→ Text segment

As many companies continue to struggle in the face of the coronavirus (“COVID-19”) pandemic, some of them can add increased regulatory scrutiny to their list of stressors. Over the last couple of months, the United States Federal Trade Commission and the Food and Drug Administration have issued over 100 warning letters to companies making allegedly unsupported claims that their products or therapies can prevent, treat, or cure COVID-19.

On May 7, the FTC announced it issued 45 new warning letters, in addition to three previous sets, to companies “making unsubstantiated claims that their products and therapies can treat or prevent COVID-19.” In these letters, the FTC stated that the companies’ claims are not supported by reliable scientific evidence and, therefore, violate the Federal Trade Commission Act, 15 U.S.C. 41 et seq. The FTC advised the companies to stop making such marketing claims and gave them 48 hours to notify the agency about the specific actions that the companies have taken to cease and desist. The FTC warned that failure to comply could lead to further legal action.

→ Structured page parsing data
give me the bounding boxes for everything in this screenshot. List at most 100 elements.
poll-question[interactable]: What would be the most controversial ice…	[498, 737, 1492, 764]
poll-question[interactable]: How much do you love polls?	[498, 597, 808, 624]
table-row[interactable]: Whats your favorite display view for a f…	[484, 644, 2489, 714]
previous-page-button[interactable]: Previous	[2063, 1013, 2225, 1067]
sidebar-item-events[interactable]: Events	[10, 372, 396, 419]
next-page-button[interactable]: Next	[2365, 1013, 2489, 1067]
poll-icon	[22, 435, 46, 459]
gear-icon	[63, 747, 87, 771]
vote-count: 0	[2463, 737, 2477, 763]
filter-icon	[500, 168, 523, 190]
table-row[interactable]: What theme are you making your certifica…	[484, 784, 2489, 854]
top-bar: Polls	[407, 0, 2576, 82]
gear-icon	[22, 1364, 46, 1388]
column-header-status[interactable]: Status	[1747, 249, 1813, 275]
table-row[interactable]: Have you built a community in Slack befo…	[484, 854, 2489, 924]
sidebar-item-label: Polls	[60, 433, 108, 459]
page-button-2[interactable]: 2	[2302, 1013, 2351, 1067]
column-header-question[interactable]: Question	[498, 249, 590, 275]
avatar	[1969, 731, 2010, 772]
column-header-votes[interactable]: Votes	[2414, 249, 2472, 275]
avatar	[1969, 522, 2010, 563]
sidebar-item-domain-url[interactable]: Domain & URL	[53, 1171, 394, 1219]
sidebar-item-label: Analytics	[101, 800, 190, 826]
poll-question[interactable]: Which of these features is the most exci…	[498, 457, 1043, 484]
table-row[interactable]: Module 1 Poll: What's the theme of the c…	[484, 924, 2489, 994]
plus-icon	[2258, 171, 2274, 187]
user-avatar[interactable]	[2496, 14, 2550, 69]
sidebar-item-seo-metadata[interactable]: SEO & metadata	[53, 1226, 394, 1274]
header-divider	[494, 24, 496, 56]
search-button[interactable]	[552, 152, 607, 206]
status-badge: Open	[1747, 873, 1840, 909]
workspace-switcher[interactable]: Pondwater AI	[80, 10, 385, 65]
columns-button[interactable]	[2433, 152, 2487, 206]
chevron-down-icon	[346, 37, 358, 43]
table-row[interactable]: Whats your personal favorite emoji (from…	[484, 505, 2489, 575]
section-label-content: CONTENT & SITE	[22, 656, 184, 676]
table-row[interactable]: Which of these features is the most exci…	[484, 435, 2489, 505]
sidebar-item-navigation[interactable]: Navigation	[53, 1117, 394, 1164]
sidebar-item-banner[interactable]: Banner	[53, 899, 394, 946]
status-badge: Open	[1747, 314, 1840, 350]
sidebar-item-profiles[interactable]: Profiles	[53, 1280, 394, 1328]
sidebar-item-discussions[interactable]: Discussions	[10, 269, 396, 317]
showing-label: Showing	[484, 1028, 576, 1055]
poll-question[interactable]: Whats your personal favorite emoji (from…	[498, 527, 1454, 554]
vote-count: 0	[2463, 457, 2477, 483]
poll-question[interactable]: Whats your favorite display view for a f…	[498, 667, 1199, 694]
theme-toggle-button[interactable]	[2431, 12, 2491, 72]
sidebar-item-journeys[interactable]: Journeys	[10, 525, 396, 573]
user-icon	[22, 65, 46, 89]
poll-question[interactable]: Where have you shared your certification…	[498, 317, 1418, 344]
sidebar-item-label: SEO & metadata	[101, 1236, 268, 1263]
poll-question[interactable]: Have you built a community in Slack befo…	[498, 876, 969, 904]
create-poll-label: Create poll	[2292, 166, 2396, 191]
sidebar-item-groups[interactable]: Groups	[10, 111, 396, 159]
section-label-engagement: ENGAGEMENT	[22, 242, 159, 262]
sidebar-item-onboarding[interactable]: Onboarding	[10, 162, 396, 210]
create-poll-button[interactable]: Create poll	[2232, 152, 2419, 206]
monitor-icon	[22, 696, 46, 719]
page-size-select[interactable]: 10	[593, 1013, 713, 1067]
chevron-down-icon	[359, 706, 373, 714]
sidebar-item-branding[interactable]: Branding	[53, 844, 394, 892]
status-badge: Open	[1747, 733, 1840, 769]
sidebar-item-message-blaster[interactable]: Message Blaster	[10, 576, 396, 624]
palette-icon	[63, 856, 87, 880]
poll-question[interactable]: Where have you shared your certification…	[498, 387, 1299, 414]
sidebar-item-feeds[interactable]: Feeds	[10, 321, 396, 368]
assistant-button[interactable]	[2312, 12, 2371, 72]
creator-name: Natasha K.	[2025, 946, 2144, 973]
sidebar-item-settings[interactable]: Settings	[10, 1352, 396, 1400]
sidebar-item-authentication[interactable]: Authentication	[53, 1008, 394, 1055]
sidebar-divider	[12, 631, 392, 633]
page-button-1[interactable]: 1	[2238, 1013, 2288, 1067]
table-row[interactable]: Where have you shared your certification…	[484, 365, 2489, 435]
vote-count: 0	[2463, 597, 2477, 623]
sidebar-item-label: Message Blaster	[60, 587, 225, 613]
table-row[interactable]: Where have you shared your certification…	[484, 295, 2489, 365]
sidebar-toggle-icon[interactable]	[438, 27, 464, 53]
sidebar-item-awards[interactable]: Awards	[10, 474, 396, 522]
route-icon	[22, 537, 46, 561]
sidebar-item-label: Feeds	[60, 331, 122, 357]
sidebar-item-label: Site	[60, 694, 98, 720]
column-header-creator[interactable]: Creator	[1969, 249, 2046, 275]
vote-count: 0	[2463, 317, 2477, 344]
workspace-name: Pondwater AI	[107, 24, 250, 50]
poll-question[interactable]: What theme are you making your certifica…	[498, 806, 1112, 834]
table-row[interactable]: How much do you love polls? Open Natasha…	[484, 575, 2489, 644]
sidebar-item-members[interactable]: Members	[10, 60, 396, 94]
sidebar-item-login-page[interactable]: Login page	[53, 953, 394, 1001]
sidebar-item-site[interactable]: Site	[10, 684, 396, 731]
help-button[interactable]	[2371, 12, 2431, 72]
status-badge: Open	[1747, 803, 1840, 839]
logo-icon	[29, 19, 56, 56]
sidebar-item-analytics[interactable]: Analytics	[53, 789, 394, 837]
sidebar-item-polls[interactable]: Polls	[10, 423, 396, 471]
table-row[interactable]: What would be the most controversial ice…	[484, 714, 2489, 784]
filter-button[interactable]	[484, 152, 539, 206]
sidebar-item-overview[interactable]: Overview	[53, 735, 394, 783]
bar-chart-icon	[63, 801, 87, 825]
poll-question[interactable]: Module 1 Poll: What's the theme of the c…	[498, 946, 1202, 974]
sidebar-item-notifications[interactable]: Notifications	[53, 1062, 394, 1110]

→ Explore the material
1. Summarize the text on COVID-19 warning letters in two sentences.
2. According to the text on COVID-19 warning letters, how many new warning letters did the FTC announce on May 7?

→ Task-by-task solutions
1. Over the last couple of months, the FTC and the FDA have issued more than 100 warning letters to companies allegedly making unsupported claims that their products or therapies can prevent, treat, or cure COVID-19. On May 7, the FTC announced 45 new letters stating that such claims lack reliable scientific evidence and violate the Federal Trade Commission Act, and it gave the companies 48 hours to report the steps they had taken to stop, warning that noncompliance could lead to further legal action.

2. 45